▸ TASK DETAILS: Which lines in the material below contain the word "tiến"? Copy each of them.

▸ LISTED ENTRIES:

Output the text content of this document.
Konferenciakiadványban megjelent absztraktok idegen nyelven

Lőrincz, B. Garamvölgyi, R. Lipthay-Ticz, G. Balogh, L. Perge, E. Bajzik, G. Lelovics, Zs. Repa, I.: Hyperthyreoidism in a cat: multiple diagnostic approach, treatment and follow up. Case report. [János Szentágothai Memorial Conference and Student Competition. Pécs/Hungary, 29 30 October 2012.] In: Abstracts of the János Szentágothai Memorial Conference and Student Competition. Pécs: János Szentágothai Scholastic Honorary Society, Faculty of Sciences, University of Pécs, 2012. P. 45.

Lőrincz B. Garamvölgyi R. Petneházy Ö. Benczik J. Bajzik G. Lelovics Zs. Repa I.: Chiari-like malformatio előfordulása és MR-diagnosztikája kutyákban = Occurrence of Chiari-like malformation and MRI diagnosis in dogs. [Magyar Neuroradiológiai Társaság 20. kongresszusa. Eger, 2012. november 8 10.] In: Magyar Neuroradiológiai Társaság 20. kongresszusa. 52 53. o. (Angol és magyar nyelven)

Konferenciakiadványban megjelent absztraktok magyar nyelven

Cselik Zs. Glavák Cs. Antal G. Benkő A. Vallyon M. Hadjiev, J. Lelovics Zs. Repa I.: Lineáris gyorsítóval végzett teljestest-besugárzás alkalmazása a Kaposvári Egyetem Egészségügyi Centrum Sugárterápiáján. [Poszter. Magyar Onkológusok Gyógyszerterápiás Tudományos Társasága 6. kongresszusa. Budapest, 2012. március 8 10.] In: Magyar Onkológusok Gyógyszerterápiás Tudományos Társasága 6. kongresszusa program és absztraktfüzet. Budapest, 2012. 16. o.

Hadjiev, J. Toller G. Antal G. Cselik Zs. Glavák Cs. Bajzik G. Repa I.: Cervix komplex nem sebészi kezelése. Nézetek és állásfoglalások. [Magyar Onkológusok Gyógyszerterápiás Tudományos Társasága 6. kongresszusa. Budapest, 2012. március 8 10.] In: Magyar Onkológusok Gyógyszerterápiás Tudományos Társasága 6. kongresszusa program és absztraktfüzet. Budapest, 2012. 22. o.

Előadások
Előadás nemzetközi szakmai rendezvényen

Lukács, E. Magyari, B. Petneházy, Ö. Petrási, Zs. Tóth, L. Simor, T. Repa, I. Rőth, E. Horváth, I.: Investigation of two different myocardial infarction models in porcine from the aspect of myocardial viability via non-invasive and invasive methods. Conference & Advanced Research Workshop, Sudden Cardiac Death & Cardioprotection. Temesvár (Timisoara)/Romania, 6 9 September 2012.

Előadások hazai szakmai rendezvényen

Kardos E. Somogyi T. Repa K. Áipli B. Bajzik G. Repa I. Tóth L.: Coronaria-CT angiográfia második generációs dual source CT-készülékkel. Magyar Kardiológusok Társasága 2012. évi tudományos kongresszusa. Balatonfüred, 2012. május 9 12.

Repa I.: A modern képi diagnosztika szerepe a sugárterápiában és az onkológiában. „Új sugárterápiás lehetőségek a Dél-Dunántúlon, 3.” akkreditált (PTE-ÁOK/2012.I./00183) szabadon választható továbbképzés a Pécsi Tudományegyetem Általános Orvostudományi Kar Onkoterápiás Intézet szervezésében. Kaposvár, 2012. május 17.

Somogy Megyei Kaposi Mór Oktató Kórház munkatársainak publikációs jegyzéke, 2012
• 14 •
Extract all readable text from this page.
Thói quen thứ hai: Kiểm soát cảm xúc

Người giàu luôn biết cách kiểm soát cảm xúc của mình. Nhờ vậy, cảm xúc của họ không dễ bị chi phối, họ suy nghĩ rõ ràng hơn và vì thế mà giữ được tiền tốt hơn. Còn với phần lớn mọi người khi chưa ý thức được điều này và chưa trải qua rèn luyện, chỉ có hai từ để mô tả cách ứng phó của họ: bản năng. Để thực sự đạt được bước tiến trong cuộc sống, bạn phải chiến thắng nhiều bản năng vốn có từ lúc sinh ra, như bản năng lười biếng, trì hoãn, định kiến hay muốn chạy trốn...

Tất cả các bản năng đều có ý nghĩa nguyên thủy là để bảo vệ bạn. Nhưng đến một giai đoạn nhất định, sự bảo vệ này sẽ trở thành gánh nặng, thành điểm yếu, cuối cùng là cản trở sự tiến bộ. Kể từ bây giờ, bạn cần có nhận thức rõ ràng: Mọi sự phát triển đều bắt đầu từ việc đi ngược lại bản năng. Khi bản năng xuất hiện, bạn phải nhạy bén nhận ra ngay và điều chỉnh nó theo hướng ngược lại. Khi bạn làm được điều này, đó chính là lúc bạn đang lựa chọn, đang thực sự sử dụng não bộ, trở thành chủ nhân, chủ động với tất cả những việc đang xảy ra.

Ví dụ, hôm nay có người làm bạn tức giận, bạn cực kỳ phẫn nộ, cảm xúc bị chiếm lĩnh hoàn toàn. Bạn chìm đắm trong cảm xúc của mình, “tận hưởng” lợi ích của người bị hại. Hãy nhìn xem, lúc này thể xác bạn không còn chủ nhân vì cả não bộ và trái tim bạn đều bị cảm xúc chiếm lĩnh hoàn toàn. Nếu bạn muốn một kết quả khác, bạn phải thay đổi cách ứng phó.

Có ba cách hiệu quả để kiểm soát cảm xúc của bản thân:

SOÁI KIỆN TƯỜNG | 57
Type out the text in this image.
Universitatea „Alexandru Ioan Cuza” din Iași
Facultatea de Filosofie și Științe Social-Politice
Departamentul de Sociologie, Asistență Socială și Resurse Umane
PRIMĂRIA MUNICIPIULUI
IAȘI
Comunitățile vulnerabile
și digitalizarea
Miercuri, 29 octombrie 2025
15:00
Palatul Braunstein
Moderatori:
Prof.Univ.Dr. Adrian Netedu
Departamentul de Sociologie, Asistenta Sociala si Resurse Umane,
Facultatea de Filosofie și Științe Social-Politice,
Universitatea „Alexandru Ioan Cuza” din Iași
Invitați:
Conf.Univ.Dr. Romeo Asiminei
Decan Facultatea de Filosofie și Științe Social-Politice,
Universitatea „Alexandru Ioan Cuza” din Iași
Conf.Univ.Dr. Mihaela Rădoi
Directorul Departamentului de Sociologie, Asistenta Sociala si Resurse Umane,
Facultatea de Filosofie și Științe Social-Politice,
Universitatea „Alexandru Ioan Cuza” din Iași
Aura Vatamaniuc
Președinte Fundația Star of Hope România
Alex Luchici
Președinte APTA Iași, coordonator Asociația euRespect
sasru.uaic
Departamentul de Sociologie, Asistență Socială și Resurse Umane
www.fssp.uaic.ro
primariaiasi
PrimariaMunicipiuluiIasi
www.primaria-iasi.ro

▸ FULL ANSWER:
Người giàu luôn biết cách kiểm soát cảm xúc của mình. Nhờ vậy, cảm xúc của họ không dễ bị chi phối, họ suy nghĩ rõ ràng hơn và vì thế mà giữ được tiền tốt hơn. Còn với phần lớn mọi người khi chưa ý thức được điều này và chưa trải qua rèn luyện, chỉ có hai từ để mô tả cách ứng phó của họ: bản năng. Để thực sự đạt được bước tiến trong cuộc sống, bạn phải chiến thắng nhiều bản năng vốn có từ lúc sinh ra, như bản năng lười biếng, trì hoãn, định kiến hay muốn chạy trốn...
Tất cả các bản năng đều có ý nghĩa nguyên thủy là để bảo vệ bạn. Nhưng đến một giai đoạn nhất định, sự bảo vệ này sẽ trở thành gánh nặng, thành điểm yếu, cuối cùng là cản trở sự tiến bộ. Kể từ bây giờ, bạn cần có nhận thức rõ ràng: Mọi sự phát triển đều bắt đầu từ việc đi ngược lại bản năng. Khi bản năng xuất hiện, bạn phải nhạy bén nhận ra ngay và điều chỉnh nó theo hướng ngược lại. Khi bạn làm được điều này, đó chính là lúc bạn đang lựa chọn, đang thực sự sử dụng não bộ, trở thành chủ nhân, chủ động với tất cả những việc đang xảy ra.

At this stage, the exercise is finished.